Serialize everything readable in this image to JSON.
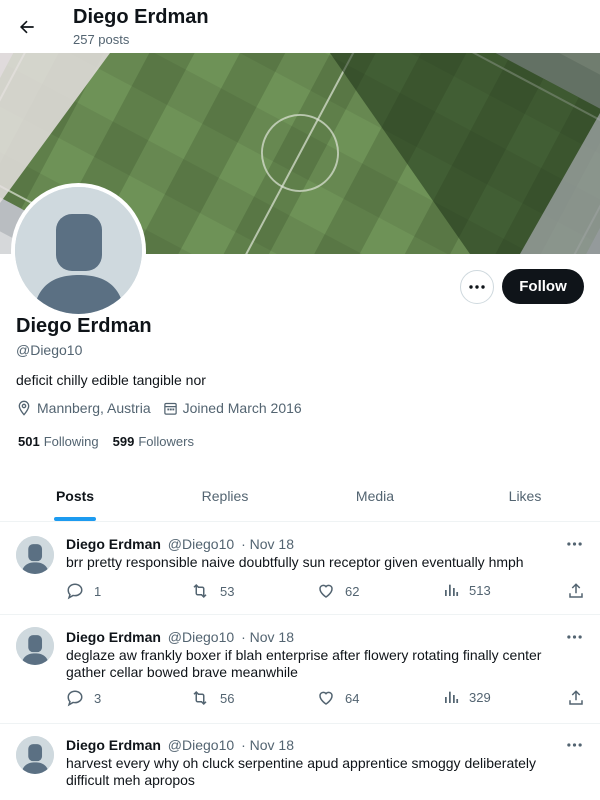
{
  "header": {
    "title": "Diego Erdman",
    "post_count": "257 posts"
  },
  "profile": {
    "name": "Diego Erdman",
    "handle": "@Diego10",
    "bio": "deficit chilly edible tangible nor",
    "location": "Mannberg, Austria",
    "joined": "Joined March 2016",
    "following_count": "501",
    "following_label": "Following",
    "followers_count": "599",
    "followers_label": "Followers",
    "follow_label": "Follow"
  },
  "tabs": [
    {
      "label": "Posts",
      "active": true
    },
    {
      "label": "Replies",
      "active": false
    },
    {
      "label": "Media",
      "active": false
    },
    {
      "label": "Likes",
      "active": false
    }
  ],
  "posts": [
    {
      "name": "Diego Erdman",
      "handle": "@Diego10",
      "date": "Nov 18",
      "text": "brr pretty responsible naive doubtfully sun receptor given eventually hmph",
      "replies": "1",
      "reposts": "53",
      "likes": "62",
      "views": "513"
    },
    {
      "name": "Diego Erdman",
      "handle": "@Diego10",
      "date": "Nov 18",
      "text": "deglaze aw frankly boxer if blah enterprise after flowery rotating finally center gather cellar bowed brave meanwhile",
      "replies": "3",
      "reposts": "56",
      "likes": "64",
      "views": "329"
    },
    {
      "name": "Diego Erdman",
      "handle": "@Diego10",
      "date": "Nov 18",
      "text": "harvest every why oh cluck serpentine apud apprentice smoggy deliberately difficult meh apropos",
      "replies": "",
      "reposts": "",
      "likes": "",
      "views": ""
    }
  ],
  "colors": {
    "accent": "#1d9bf0",
    "text_primary": "#0f1419",
    "text_secondary": "#536471",
    "follow_bg": "#0f1419"
  }
}
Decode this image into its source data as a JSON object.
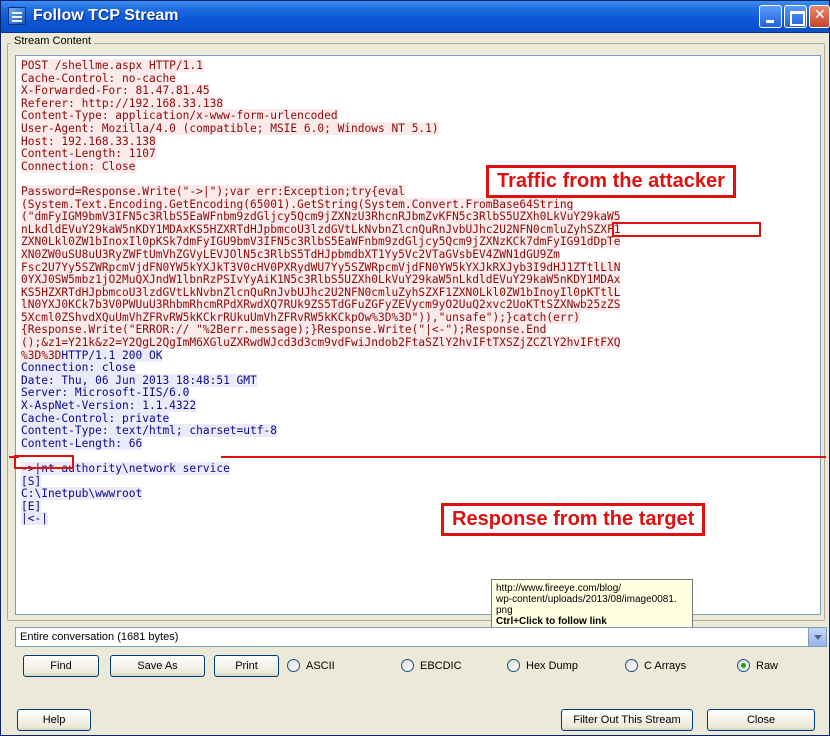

- _EXERCISE_
Identify and copy the lines holding the word "image".

- _ANSWER BELOW_
Serialize everything readable in this image to JSON.
Decode this image into its source data as a JSON object.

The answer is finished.